Copy the rows from the line containing "Y-axis label: PAR" through the line containing "Text: VR_met: VR_met — [90, 41, 142, 54]", including both of those lines, and reproduce only those rows.

======== RECORDS SUPPLIED

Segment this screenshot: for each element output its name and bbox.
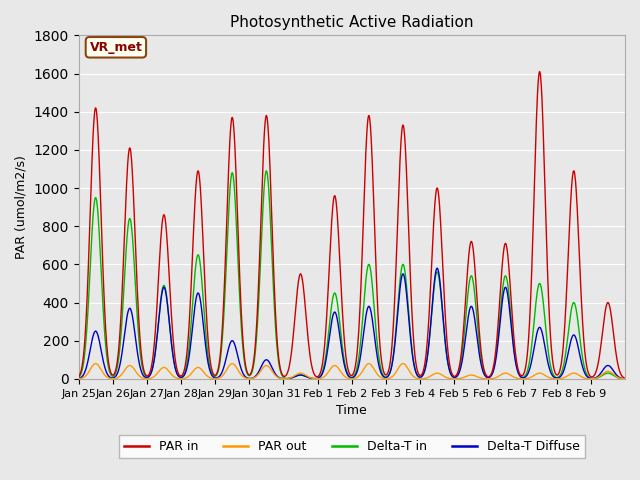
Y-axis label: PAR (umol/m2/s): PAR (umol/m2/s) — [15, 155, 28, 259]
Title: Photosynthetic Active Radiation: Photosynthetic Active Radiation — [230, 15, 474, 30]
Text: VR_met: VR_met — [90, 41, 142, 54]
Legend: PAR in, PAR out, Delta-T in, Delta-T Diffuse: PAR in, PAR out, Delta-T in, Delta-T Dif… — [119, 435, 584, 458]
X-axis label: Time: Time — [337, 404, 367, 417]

================

§ **SOLUTION FOR THIS EXERCISE**:
Y-axis label: PAR (umol/m2/s): PAR (umol/m2/s) — [15, 155, 28, 259]
Title: Photosynthetic Active Radiation: Photosynthetic Active Radiation — [230, 15, 474, 30]
Text: VR_met: VR_met — [90, 41, 142, 54]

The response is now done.